• **STATED GOAL**
Copy out each line in the material below that has the word "全對才給分".

^^^^

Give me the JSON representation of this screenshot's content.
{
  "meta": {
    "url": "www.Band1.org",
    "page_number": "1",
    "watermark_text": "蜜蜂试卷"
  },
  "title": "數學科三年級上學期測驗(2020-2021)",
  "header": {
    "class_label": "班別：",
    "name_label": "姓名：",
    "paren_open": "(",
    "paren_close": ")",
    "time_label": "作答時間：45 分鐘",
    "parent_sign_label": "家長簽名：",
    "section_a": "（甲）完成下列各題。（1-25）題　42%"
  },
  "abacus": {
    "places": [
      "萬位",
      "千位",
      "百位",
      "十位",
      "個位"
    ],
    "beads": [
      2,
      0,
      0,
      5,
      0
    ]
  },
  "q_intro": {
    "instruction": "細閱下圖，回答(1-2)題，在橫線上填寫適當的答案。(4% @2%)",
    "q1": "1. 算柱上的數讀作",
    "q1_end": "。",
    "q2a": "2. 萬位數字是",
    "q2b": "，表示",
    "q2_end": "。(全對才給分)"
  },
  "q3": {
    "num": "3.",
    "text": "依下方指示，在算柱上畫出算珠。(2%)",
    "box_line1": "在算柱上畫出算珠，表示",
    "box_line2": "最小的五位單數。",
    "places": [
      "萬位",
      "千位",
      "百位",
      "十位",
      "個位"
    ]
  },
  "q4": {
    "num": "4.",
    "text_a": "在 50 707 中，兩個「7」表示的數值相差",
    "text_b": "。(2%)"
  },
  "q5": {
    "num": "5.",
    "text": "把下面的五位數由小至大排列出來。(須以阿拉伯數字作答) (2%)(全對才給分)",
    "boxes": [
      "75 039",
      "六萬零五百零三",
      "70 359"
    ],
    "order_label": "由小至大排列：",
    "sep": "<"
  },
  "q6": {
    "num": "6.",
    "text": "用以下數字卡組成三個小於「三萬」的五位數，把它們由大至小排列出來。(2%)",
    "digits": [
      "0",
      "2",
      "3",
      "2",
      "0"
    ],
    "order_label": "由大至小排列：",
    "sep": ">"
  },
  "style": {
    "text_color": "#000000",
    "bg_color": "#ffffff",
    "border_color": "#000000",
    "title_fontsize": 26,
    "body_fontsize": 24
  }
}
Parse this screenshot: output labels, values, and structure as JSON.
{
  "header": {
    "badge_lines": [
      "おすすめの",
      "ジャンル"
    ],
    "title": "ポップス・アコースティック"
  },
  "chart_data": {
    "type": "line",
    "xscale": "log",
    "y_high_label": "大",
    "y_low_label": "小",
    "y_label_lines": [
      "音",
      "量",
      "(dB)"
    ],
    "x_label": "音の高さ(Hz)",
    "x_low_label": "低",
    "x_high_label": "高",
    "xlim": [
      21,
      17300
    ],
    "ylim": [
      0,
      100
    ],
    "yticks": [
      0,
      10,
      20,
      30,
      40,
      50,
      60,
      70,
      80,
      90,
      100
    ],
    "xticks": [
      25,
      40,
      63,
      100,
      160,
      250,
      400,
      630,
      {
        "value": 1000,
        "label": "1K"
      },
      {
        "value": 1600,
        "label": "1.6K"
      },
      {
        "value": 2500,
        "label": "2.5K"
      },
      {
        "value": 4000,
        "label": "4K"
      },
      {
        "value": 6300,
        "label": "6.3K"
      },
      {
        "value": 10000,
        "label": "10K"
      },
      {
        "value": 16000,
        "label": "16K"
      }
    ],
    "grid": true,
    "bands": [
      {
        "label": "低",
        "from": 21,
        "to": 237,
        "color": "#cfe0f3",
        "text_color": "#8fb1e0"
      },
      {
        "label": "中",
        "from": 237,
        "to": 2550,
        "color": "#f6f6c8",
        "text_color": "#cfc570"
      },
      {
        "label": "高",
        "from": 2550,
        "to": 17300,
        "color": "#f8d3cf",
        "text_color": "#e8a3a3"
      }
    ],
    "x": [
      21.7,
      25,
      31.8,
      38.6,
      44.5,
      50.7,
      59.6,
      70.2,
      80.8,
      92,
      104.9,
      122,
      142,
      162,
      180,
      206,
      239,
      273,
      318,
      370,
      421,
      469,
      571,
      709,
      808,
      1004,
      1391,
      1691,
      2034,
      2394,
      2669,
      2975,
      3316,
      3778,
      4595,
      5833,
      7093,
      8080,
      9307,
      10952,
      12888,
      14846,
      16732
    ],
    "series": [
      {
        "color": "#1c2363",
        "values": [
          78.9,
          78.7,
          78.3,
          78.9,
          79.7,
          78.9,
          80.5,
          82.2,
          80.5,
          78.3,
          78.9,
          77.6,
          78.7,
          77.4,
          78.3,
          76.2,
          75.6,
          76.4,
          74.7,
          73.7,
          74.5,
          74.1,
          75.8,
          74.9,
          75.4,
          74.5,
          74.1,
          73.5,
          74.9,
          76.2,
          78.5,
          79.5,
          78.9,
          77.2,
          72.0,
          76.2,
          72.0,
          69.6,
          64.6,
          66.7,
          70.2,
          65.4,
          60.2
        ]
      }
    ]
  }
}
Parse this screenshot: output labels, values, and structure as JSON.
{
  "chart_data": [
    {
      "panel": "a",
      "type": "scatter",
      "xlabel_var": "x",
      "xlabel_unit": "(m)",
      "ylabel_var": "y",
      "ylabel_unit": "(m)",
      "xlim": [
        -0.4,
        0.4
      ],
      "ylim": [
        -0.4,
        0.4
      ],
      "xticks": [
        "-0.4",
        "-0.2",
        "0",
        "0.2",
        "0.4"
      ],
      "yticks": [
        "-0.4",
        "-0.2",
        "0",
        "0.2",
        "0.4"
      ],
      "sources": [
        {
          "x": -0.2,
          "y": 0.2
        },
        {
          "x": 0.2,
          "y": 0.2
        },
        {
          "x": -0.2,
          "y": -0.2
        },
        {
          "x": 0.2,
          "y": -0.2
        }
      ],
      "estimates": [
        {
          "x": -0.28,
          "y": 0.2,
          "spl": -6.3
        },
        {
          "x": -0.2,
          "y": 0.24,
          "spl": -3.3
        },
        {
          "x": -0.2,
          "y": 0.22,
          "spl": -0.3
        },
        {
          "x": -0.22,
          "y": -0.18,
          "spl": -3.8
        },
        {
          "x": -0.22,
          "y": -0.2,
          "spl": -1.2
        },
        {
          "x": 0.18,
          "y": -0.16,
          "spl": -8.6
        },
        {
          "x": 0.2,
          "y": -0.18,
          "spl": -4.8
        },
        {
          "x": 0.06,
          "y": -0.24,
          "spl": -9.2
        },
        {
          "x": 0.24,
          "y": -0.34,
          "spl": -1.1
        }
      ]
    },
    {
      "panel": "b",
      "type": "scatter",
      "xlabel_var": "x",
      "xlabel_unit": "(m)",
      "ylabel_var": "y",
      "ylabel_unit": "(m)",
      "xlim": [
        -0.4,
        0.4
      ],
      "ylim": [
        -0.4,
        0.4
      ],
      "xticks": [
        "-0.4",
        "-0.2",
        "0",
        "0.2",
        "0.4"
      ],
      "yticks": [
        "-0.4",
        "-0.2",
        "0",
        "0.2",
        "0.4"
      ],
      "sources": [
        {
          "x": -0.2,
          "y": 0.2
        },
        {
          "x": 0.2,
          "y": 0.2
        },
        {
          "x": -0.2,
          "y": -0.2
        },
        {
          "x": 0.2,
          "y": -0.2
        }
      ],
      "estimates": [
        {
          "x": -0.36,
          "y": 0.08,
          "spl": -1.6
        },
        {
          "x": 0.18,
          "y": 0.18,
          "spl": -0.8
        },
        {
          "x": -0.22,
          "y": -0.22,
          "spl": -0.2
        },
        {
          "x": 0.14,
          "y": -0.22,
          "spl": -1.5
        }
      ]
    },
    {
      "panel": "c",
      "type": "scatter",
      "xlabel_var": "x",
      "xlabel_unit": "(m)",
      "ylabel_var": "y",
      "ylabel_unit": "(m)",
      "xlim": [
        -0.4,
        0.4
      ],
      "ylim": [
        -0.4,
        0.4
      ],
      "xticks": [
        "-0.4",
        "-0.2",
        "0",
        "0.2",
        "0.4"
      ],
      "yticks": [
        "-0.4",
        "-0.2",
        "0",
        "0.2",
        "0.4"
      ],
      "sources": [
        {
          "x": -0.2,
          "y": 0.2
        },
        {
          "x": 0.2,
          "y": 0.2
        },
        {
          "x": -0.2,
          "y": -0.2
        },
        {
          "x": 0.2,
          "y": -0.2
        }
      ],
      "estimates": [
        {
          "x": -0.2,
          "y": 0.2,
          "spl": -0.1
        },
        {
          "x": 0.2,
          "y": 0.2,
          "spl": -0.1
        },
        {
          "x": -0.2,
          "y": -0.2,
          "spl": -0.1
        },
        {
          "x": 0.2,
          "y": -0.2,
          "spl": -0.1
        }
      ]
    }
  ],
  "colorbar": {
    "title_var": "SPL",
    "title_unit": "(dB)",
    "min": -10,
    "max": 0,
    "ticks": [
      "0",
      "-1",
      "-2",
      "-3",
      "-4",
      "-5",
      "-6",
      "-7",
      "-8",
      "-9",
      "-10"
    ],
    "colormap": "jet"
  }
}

^^^^

• **TASK RESULT**
    "q2_end": "。(全對才給分)"
    "text": "把下面的五位數由小至大排列出來。(須以阿拉伯數字作答) (2%)(全對才給分)",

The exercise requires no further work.